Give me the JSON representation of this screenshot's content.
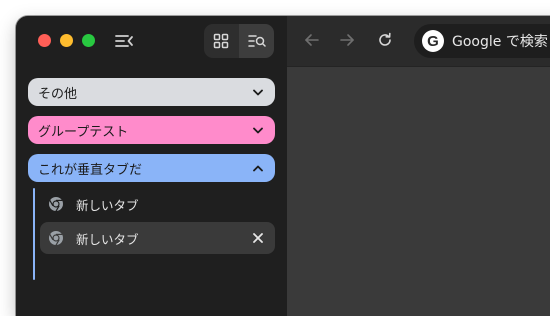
{
  "window": {
    "traffic_lights": [
      "close",
      "minimize",
      "zoom"
    ]
  },
  "sidebar": {
    "toggle_icon": "collapse-sidebar-icon",
    "view_buttons": [
      {
        "icon": "grid-icon",
        "active": false
      },
      {
        "icon": "search-tabs-icon",
        "active": true
      }
    ],
    "groups": [
      {
        "label": "その他",
        "color": "#dadce0",
        "expanded": false
      },
      {
        "label": "グループテスト",
        "color": "#ff8bcb",
        "expanded": false
      },
      {
        "label": "これが垂直タブだ",
        "color": "#8ab4f8",
        "expanded": true,
        "tabs": [
          {
            "title": "新しいタブ",
            "icon": "chrome-icon",
            "active": false
          },
          {
            "title": "新しいタブ",
            "icon": "chrome-icon",
            "active": true
          }
        ]
      }
    ]
  },
  "toolbar": {
    "back_icon": "back-arrow-icon",
    "forward_icon": "forward-arrow-icon",
    "reload_icon": "reload-icon",
    "omnibox": {
      "badge": "G",
      "text": "Google で検索"
    }
  }
}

######

Written task: Reproduce all of the material above word for word. Omit the pictures.

Finished task:
Give me the JSON representation of this screenshot's content.
{
  "window": {
    "traffic_lights": [
      "close",
      "minimize",
      "zoom"
    ]
  },
  "sidebar": {
    "toggle_icon": "collapse-sidebar-icon",
    "view_buttons": [
      {
        "icon": "grid-icon",
        "active": false
      },
      {
        "icon": "search-tabs-icon",
        "active": true
      }
    ],
    "groups": [
      {
        "label": "その他",
        "color": "#dadce0",
        "expanded": false
      },
      {
        "label": "グループテスト",
        "color": "#ff8bcb",
        "expanded": false
      },
      {
        "label": "これが垂直タブだ",
        "color": "#8ab4f8",
        "expanded": true,
        "tabs": [
          {
            "title": "新しいタブ",
            "icon": "chrome-icon",
            "active": false
          },
          {
            "title": "新しいタブ",
            "icon": "chrome-icon",
            "active": true
          }
        ]
      }
    ]
  },
  "toolbar": {
    "back_icon": "back-arrow-icon",
    "forward_icon": "forward-arrow-icon",
    "reload_icon": "reload-icon",
    "omnibox": {
      "badge": "G",
      "text": "Google で検索"
    }
  }
}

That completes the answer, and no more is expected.